AIM :: Report the count of lines containing the word "гигиенической" in the entries below, and nothing more.

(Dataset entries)

--------------------------------

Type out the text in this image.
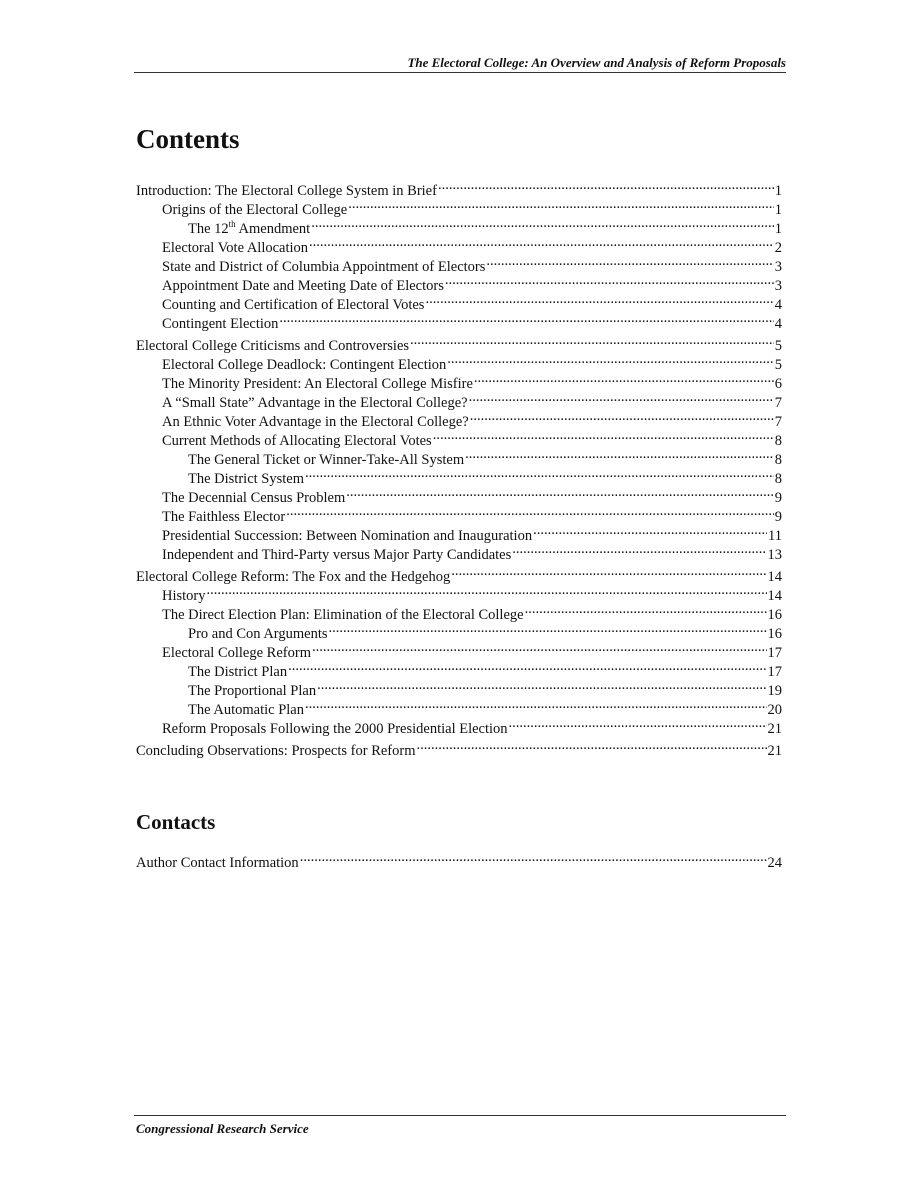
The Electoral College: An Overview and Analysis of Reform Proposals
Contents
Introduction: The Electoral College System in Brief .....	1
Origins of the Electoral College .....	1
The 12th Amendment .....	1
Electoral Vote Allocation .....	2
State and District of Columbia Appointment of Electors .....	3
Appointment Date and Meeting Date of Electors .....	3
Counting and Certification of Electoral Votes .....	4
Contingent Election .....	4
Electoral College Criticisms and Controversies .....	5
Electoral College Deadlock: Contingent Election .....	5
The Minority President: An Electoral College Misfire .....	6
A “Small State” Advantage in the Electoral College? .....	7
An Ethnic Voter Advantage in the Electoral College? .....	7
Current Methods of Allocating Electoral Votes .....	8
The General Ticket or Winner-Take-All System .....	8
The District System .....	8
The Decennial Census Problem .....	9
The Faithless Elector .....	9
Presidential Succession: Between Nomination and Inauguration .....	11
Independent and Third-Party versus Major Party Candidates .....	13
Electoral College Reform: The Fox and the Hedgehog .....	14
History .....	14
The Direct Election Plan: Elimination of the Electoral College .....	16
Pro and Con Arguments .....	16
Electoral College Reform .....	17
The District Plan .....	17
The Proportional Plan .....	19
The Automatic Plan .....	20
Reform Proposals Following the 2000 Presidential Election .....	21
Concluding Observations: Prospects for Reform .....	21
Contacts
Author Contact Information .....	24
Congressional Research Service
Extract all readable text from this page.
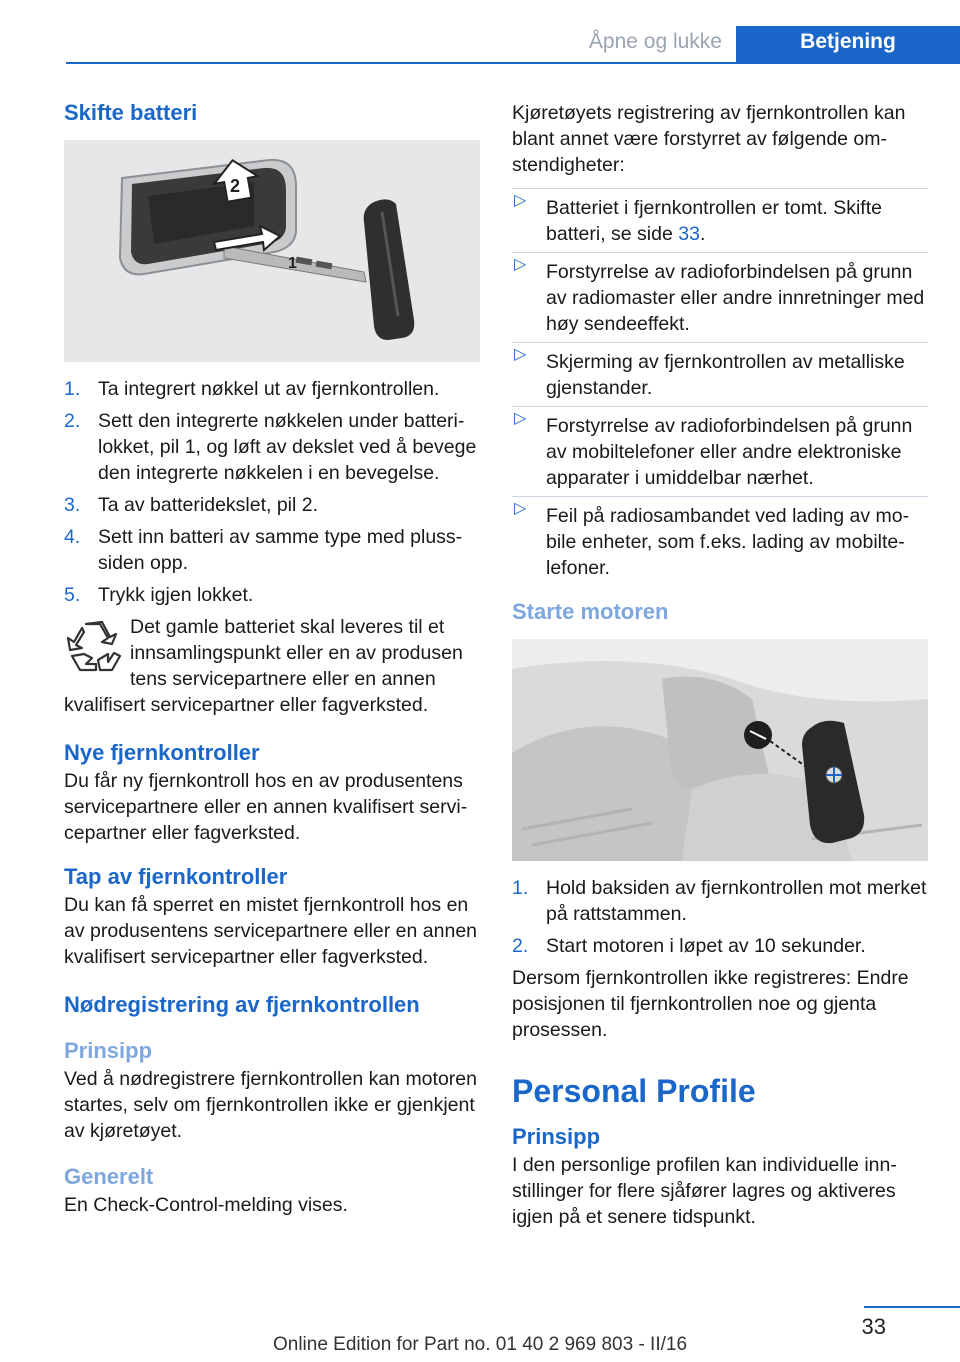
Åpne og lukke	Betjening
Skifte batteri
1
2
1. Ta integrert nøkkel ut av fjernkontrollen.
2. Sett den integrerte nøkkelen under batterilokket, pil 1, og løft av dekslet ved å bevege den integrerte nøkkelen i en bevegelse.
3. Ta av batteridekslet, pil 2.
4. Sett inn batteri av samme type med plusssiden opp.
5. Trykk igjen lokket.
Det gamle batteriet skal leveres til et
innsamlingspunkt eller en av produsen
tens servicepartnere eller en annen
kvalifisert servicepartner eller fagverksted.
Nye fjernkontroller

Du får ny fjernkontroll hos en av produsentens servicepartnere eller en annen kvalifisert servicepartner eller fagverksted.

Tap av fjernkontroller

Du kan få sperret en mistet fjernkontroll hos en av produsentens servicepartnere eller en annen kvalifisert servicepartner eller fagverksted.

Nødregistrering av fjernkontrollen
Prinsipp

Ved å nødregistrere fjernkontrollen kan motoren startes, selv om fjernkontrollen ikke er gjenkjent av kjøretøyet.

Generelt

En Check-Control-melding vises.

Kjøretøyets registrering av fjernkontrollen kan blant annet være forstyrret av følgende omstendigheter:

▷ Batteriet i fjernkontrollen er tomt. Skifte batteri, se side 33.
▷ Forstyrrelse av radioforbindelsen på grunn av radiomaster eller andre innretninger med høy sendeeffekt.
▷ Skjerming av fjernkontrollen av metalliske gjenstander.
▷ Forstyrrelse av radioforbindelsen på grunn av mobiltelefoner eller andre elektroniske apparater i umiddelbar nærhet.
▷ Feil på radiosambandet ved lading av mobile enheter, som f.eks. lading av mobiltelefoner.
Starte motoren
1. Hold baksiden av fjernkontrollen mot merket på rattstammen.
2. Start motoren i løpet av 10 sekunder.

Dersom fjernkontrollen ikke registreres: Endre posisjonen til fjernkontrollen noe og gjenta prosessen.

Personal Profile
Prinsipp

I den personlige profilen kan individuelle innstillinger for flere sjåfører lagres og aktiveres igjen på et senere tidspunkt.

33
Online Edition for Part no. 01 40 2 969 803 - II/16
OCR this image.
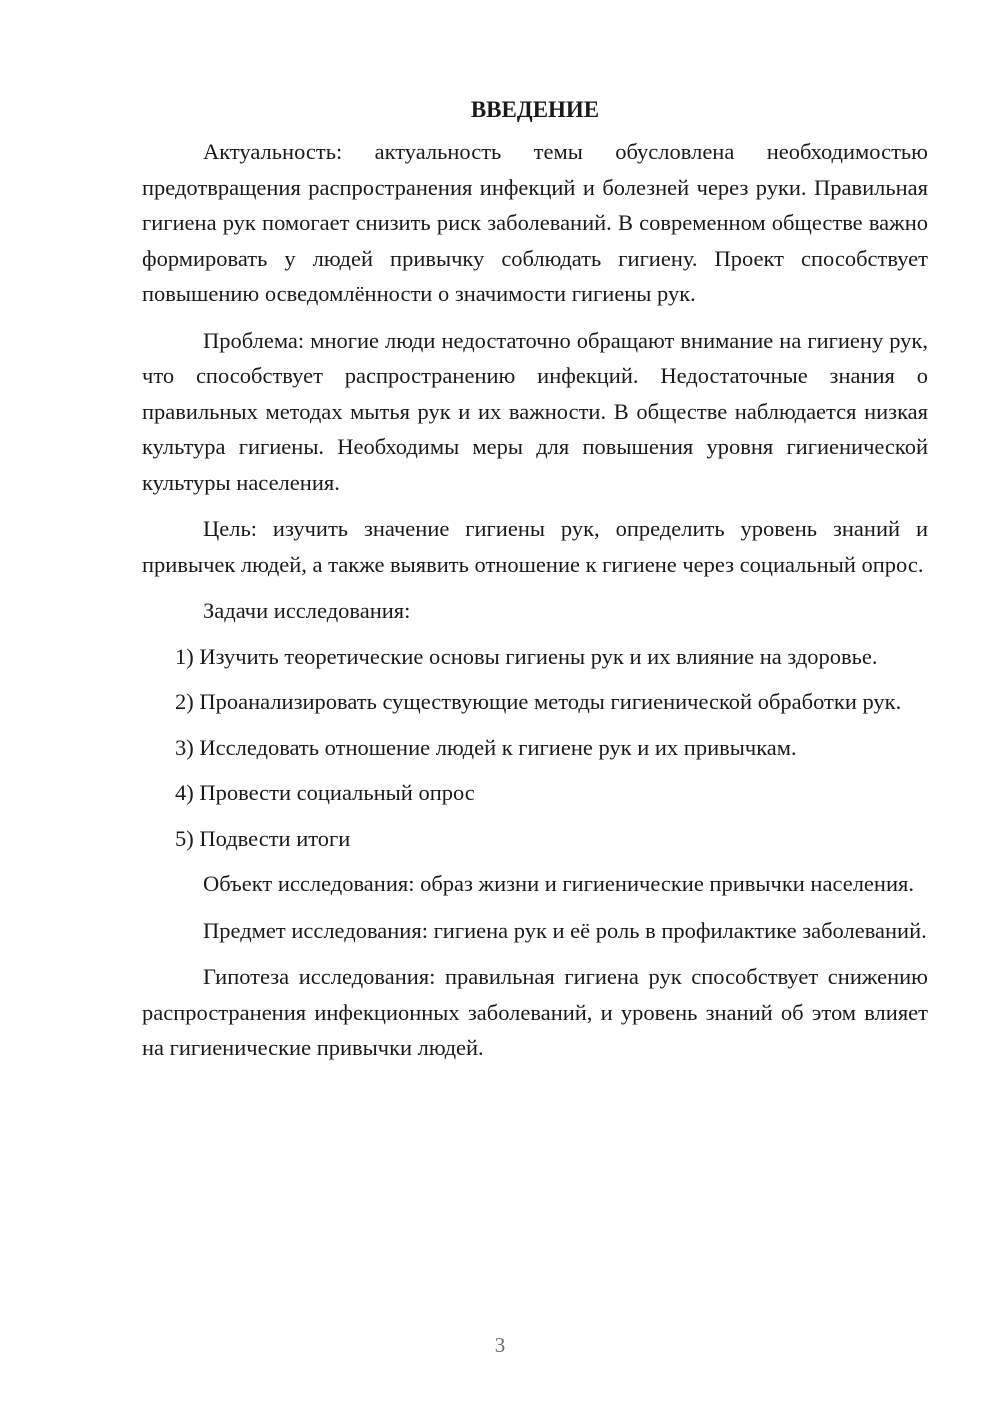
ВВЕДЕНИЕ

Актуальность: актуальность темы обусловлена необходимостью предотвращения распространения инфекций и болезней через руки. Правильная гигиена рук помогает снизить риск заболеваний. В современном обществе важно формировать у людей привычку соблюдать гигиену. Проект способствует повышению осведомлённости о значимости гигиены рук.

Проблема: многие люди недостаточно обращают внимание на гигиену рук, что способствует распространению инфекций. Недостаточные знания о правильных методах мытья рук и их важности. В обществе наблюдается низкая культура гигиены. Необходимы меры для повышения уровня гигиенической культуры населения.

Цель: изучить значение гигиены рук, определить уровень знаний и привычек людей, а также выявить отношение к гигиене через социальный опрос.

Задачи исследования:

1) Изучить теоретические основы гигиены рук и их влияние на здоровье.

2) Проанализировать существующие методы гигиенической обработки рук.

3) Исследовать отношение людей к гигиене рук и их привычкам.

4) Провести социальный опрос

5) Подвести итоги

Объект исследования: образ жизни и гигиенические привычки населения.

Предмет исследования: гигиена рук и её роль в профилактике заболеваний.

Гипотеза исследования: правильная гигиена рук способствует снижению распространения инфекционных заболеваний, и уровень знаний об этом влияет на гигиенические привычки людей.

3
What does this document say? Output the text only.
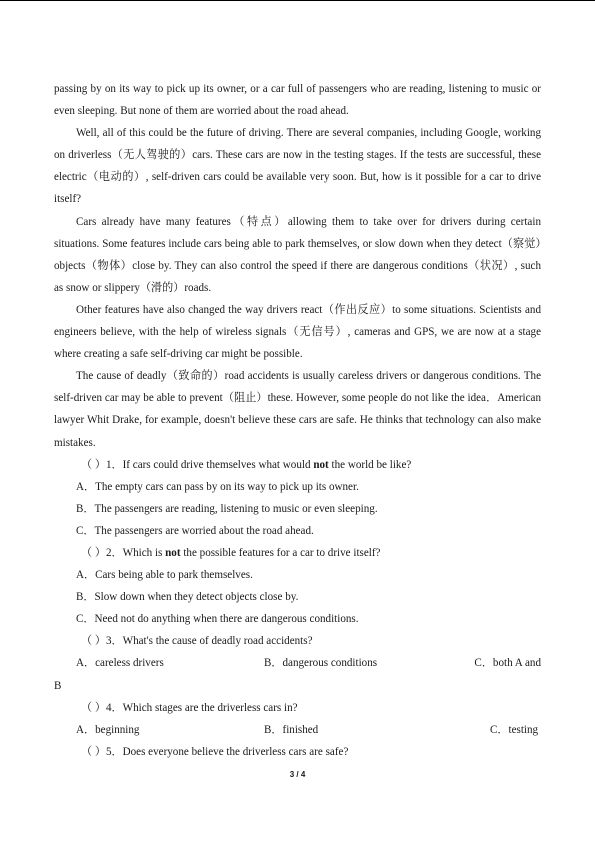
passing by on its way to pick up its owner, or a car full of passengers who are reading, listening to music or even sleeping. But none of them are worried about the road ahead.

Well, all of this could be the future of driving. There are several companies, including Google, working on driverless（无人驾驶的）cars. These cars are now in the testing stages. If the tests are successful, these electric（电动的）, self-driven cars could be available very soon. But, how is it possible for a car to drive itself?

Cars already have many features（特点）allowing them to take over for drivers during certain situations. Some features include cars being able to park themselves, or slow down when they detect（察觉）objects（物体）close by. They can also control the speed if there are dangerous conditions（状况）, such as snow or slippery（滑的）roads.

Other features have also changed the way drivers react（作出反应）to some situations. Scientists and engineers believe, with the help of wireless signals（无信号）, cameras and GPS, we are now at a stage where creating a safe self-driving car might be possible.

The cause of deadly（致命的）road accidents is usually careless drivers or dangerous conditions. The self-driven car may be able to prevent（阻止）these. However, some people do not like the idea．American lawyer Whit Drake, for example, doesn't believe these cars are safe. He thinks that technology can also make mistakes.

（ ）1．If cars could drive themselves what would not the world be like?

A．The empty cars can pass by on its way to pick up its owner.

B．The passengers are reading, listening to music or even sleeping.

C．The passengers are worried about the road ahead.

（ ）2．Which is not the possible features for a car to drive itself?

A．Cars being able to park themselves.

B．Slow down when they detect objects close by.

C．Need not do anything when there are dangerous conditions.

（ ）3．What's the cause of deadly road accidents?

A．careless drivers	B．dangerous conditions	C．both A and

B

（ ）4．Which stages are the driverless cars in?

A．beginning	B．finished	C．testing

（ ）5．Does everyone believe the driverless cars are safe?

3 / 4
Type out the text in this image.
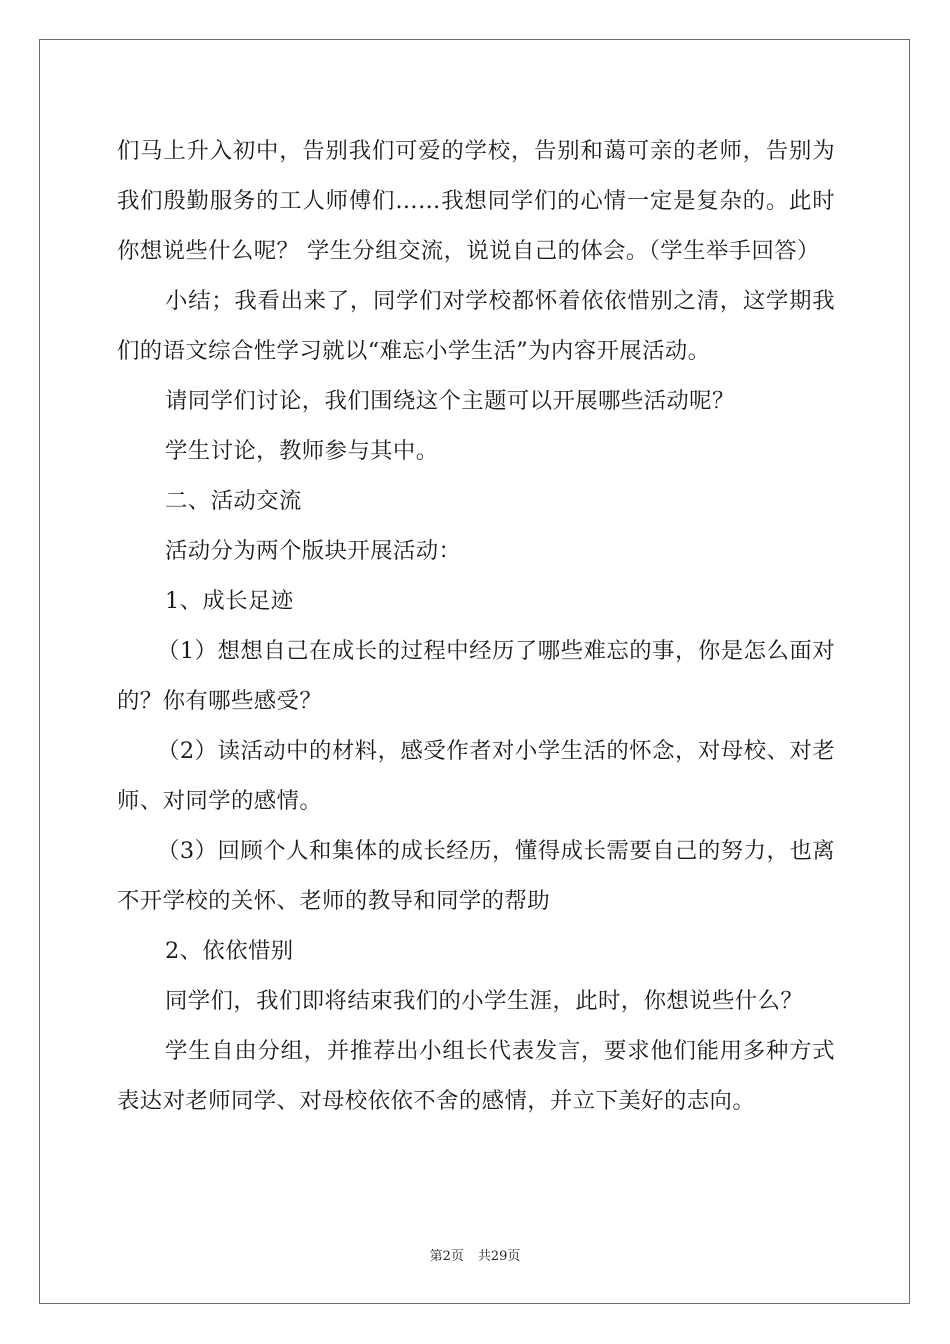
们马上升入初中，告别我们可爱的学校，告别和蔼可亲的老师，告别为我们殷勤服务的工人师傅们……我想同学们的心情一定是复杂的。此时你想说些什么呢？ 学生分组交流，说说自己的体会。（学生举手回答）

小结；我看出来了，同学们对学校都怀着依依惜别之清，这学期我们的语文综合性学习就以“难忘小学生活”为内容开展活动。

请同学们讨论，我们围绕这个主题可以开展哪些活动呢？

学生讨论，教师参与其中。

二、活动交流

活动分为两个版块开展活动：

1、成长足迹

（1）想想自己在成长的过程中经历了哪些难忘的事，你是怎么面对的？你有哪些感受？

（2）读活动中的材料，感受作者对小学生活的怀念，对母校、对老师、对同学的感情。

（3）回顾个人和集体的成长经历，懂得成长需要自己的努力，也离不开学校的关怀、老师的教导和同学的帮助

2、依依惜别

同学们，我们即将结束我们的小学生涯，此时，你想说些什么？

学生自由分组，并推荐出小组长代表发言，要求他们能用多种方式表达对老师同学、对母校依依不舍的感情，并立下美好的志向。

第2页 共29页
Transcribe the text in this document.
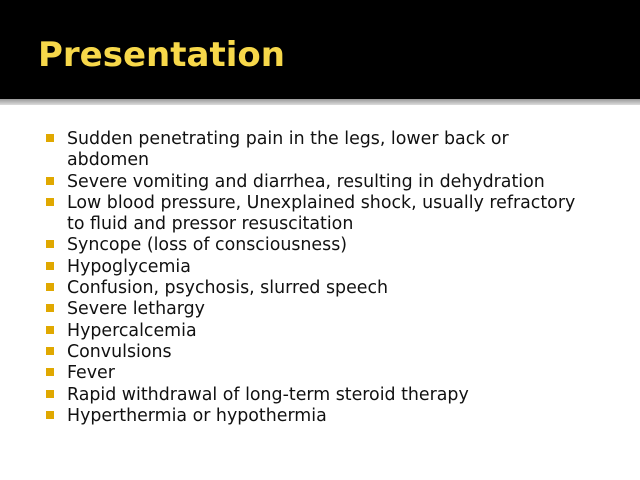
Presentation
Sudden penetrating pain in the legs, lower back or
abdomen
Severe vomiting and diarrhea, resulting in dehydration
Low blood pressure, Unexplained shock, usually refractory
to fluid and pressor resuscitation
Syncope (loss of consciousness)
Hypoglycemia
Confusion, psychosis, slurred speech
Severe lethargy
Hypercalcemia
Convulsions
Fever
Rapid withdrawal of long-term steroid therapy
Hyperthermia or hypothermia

--------------------------------

RESULT BELOW :: 2